**Exercise directions:** Copy out all lines where "szén" appears.

** START **

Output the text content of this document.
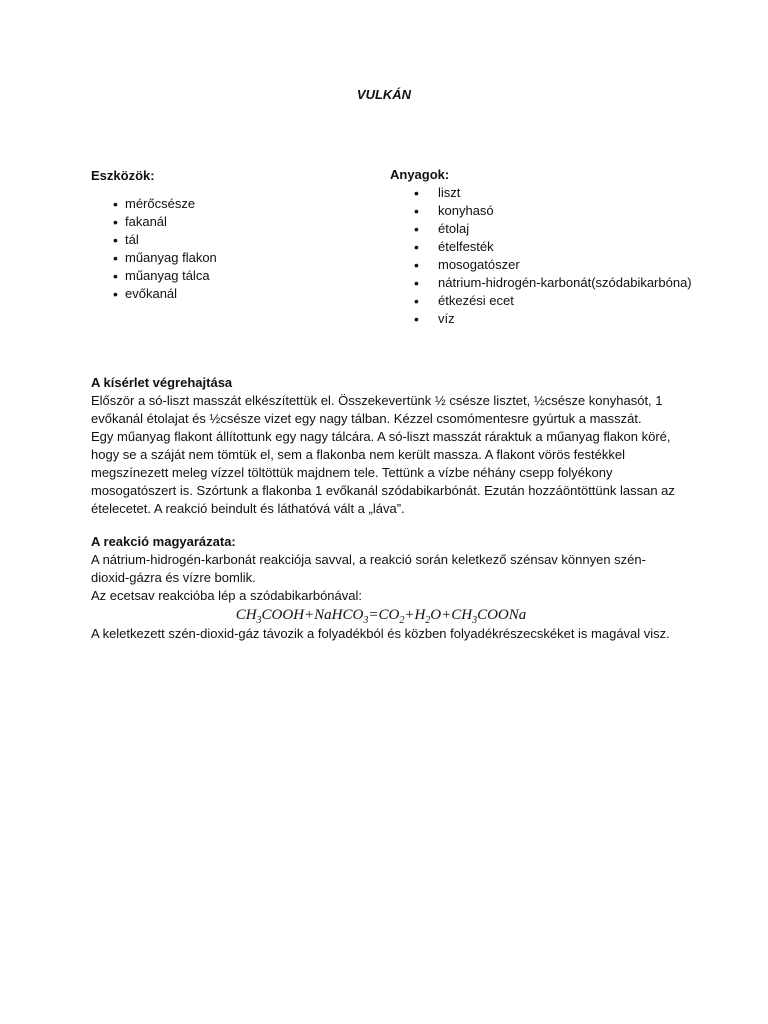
VULKÁN
Eszközök:
• mérőcsésze
• fakanál
• tál
• műanyag flakon
• műanyag tálca
• evőkanál
Anyagok:
• liszt
• konyhasó
• étolaj
• ételfesték
• mosogatószer
• nátrium-hidrogén-karbonát(szódabikarbóna)
• étkezési ecet
• víz
A kísérlet végrehajtása
Először a só-liszt masszát elkészítettük el. Összekevertünk ½ csésze lisztet, ½csésze konyhasót, 1
evőkanál étolajat és ½csésze vizet egy nagy tálban. Kézzel csomómentesre gyúrtuk a masszát.
Egy műanyag flakont állítottunk egy nagy tálcára. A só-liszt masszát ráraktuk a műanyag flakon köré,
hogy se a száját nem tömtük el, sem a flakonba nem került massza. A flakont vörös festékkel
megszínezett meleg vízzel töltöttük majdnem tele. Tettünk a vízbe néhány csepp folyékony
mosogatószert is. Szórtunk a flakonba 1 evőkanál szódabikarbónát. Ezután hozzáöntöttünk lassan az
ételecetet. A reakció beindult és láthatóvá vált a „láva”.
A reakció magyarázata:
A nátrium-hidrogén-karbonát reakciója savval, a reakció során keletkező szénsav könnyen szén-
dioxid-gázra és vízre bomlik.
Az ecetsav reakcióba lép a szódabikarbónával:
$CH_3COOH+NaHCO_3=CO_2+H_2O+CH_3COONa$
A keletkezett szén-dioxid-gáz távozik a folyadékból és közben folyadékrészecskéket is magával visz.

** END **

**Written response:**
A nátrium-hidrogén-karbonát reakciója savval, a reakció során keletkező szénsav könnyen szén-
A keletkezett szén-dioxid-gáz távozik a folyadékból és közben folyadékrészecskéket is magával visz.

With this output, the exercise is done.